**Aim:** Give the number of lines that include the word "país", nothing more.

--- Begin Data for processing ---

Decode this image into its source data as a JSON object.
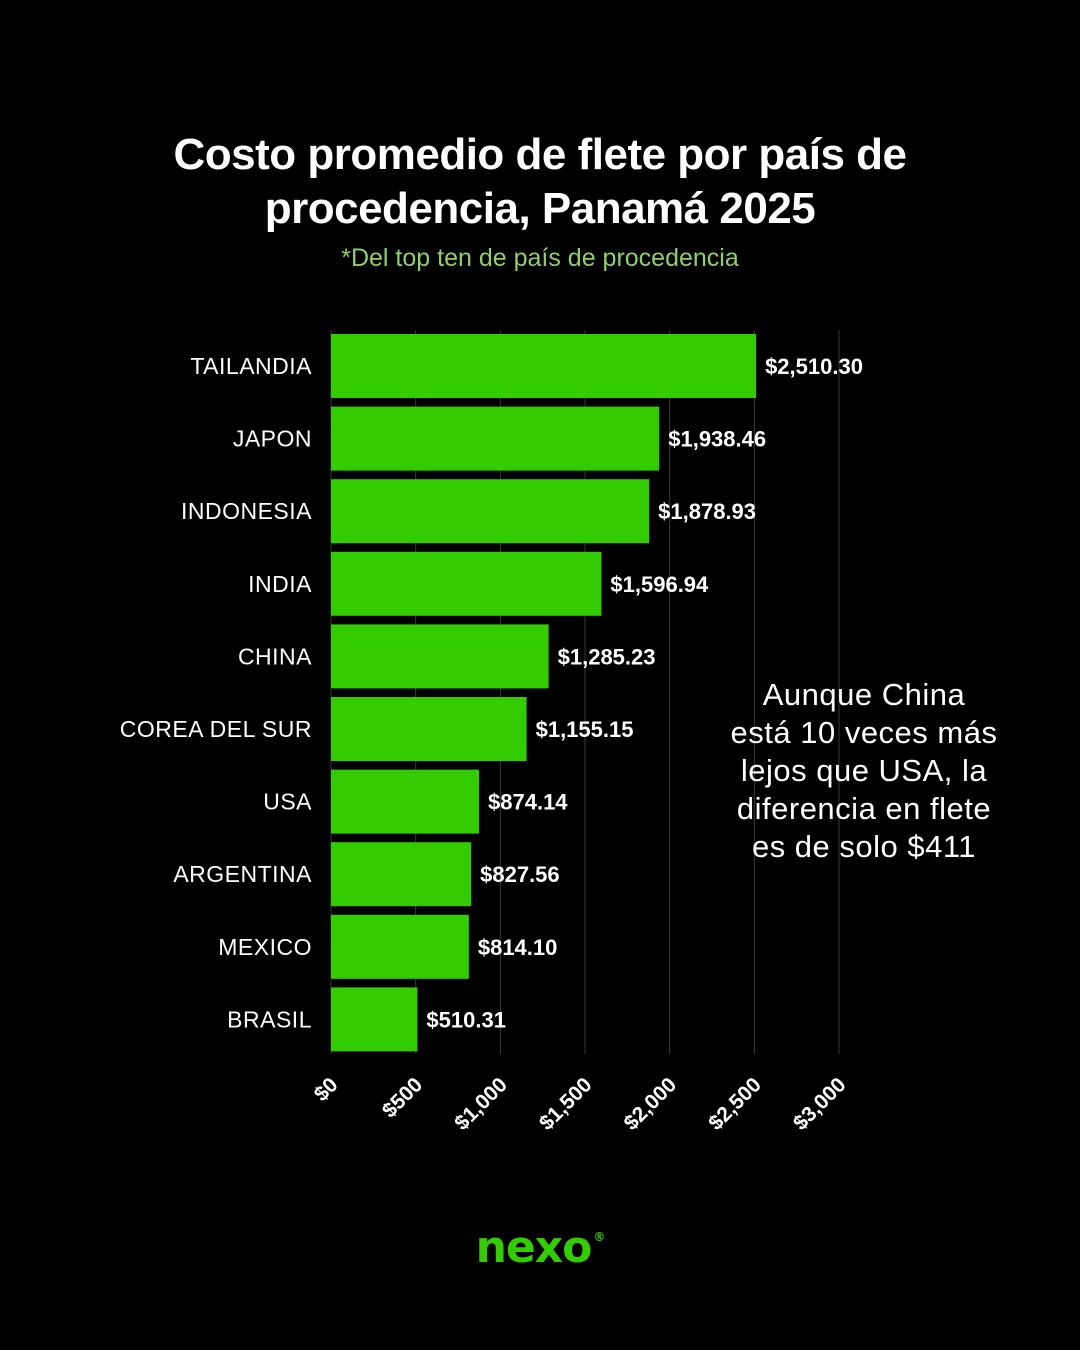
{
  "title_line1": "Costo promedio de flete por país de",
  "title_line2": "procedencia, Panamá 2025",
  "subtitle": "*Del top ten de país de procedencia",
  "annotation": "Aunque China está 10 veces más lejos que USA, la diferencia en flete es de solo $411",
  "logo_text": "nexo",
  "logo_mark": "®",
  "colors": {
    "bar": "#33cc00",
    "background": "#000000",
    "subtitle": "#8fcf6c",
    "grid": "#3a3a3a"
  },
  "chart_data": {
    "type": "bar",
    "orientation": "horizontal",
    "categories": [
      "TAILANDIA",
      "JAPON",
      "INDONESIA",
      "INDIA",
      "CHINA",
      "COREA DEL SUR",
      "USA",
      "ARGENTINA",
      "MEXICO",
      "BRASIL"
    ],
    "values": [
      2510.3,
      1938.46,
      1878.93,
      1596.94,
      1285.23,
      1155.15,
      874.14,
      827.56,
      814.1,
      510.31
    ],
    "value_labels": [
      "$2,510.30",
      "$1,938.46",
      "$1,878.93",
      "$1,596.94",
      "$1,285.23",
      "$1,155.15",
      "$874.14",
      "$827.56",
      "$814.10",
      "$510.31"
    ],
    "xlim": [
      0,
      3000
    ],
    "ticks": [
      0,
      500,
      1000,
      1500,
      2000,
      2500,
      3000
    ],
    "tick_labels": [
      "$0",
      "$500",
      "$1,000",
      "$1,500",
      "$2,000",
      "$2,500",
      "$3,000"
    ],
    "grid": true,
    "legend": "none"
  }
}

--- End Data for processing ---

**Exercise response:** 2